Start of PASSAGE

Note: Authority cited: Sections 4698 and 4698.1, Welfare and Institutions Code; Section 1180.2, Health and Safety Code. Reference: Sections 4698 and 4698.1, Welfare and Institutions Code.
History
1. New section filed 6-25-2021 as a deemed emergency; operative 6-25-2021 (Register 2021, No. 26). Pursuant to Welfare and Institutions Code section 4698.1(b), a Certificate of Compliance must be transmitted to OAL by 6-25-2023 or emergency language will be repealed by operation of law on the following day.
2. New section refiled 4-25-2022 as a deemed emergency; operative 4-25-2022 (Register 2022, No. 17). Pursuant to Welfare and Institutions Code section 4698.1(b), a Certificate of Compliance must be transmitted to OAL by 6-25-2023 or emergency language will be repealed by operation of law on the following day.

End of PASSAGE
Start of DATA EXTRACTS

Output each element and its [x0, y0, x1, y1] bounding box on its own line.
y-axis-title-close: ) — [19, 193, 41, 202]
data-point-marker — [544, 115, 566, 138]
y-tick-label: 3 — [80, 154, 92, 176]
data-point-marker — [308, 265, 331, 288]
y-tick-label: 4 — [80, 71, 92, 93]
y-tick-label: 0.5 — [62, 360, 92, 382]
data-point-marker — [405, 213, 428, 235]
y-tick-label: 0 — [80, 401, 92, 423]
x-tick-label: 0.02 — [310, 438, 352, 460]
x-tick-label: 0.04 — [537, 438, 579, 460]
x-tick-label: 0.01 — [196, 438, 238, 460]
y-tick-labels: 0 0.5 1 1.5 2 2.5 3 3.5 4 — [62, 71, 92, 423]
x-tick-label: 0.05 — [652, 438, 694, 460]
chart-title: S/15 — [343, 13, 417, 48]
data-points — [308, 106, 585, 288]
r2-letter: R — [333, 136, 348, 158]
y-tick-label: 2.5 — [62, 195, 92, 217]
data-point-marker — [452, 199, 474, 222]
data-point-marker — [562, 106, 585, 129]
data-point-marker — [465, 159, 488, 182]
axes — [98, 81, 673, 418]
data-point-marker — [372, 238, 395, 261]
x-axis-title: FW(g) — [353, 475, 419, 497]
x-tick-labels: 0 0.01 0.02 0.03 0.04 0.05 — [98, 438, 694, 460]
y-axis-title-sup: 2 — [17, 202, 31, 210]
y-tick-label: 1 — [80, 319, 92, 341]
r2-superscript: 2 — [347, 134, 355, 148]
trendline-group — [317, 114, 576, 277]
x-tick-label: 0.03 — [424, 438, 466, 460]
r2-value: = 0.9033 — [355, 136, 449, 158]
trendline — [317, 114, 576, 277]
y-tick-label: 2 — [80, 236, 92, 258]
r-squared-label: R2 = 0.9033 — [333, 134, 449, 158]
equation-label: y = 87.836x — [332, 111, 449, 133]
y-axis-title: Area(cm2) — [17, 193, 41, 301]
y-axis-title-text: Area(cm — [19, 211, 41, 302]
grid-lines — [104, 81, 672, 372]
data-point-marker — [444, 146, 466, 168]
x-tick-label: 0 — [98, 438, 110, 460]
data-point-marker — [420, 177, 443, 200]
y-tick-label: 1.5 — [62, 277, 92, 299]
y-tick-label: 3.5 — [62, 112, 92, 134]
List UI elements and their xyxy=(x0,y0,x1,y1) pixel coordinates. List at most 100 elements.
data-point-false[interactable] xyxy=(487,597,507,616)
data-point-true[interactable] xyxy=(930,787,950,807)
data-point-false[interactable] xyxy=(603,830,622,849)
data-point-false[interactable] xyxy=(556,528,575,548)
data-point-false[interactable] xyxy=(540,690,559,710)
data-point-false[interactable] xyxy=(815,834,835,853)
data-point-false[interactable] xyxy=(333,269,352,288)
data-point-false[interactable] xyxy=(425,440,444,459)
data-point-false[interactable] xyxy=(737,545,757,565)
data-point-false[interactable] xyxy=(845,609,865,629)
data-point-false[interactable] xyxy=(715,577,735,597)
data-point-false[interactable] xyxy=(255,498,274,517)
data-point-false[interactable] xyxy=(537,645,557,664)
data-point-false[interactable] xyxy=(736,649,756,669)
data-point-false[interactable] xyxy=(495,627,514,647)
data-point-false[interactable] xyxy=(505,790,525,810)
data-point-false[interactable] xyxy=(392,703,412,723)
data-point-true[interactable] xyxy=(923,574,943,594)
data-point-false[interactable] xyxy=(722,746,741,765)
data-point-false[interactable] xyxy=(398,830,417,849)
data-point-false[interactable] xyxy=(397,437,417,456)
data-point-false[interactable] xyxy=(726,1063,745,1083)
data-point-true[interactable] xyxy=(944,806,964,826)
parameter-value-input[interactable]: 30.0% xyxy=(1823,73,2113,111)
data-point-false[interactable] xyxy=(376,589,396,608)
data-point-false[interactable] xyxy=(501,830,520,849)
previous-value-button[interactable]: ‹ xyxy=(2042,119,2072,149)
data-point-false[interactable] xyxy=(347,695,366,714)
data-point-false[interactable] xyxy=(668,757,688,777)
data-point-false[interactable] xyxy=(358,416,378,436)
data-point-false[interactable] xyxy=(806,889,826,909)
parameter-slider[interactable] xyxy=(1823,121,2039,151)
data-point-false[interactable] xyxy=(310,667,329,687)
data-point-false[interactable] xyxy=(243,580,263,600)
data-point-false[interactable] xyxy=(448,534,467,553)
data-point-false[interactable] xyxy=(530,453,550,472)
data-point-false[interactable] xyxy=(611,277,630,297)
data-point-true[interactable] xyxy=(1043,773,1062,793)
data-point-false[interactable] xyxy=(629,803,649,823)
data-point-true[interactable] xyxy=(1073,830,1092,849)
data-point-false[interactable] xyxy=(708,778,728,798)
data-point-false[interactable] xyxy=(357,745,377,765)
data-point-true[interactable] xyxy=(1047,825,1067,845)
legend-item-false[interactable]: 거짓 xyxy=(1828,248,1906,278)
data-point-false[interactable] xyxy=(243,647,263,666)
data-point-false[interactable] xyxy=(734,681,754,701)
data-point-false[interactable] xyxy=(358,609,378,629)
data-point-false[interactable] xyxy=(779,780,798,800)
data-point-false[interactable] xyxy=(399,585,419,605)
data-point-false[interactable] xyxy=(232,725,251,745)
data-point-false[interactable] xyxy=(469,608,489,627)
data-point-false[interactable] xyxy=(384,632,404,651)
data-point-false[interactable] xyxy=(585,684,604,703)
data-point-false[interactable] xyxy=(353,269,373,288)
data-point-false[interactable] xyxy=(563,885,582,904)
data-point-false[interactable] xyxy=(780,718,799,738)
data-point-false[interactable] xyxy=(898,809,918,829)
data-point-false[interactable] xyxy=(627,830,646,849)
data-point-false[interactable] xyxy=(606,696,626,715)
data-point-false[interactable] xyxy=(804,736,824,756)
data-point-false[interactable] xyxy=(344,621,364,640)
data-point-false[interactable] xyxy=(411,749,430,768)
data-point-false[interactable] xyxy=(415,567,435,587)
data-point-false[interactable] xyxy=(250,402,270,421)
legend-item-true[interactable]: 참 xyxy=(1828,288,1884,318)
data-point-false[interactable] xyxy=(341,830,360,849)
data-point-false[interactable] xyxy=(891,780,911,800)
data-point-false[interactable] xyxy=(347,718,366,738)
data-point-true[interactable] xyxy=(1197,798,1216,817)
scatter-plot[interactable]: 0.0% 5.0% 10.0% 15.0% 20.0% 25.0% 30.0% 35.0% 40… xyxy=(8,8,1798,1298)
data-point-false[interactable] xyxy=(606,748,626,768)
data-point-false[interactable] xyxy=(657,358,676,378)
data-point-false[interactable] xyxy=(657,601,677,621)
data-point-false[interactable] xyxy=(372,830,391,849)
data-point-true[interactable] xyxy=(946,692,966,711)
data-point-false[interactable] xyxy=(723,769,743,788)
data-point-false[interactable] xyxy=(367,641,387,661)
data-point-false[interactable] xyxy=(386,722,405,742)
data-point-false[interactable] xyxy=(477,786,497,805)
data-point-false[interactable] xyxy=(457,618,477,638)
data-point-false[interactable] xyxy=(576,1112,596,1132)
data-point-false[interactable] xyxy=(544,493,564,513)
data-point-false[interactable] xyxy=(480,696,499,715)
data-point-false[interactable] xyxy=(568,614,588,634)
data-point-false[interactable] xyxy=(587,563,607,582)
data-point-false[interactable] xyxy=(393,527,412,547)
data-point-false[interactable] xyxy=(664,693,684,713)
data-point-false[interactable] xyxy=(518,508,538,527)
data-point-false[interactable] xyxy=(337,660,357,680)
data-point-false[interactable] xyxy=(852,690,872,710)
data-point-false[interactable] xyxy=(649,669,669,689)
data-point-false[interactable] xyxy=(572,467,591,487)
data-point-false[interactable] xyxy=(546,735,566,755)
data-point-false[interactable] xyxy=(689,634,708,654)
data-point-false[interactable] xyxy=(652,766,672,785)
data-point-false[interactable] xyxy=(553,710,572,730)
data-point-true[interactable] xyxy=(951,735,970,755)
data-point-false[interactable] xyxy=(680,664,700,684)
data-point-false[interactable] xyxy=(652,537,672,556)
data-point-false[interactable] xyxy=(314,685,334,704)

End of DATA EXTRACTS

TASKS AND EXERCISES:
1. In the regulation's history note, on what date was the new section refiled as a deemed emergency?
2. Pick up the regulation's history note after its second entry and continue it.

ANSWERS TO THE EXERCISE:
1. 4-25-2022

2.
3. New section refiled 7-25-2022 as a deemed emergency; operative 7-25-2022 (Register 2022, No. 30). Pursuant to Welfare and Institutions Code section 4698.1(b), a Certificate of Compliance must be transmitted to OAL by 6-25-2023 or emergency language will be repealed by operation of law on the following day.
4. Updating certificate of compliance information in History 1, 2 and 3.
5. Certificate of Compliance as to 7-25-2022 order, including amendment of section, transmitted to OAL 5-30-2023 and filed 7-12-2023; amendments effective 7-12-2023 pursuant to Government Code section 11343.4(b)(3) (Register 2023, No. 28).
This database is current through 5/10/24 Register 2024, No. 19.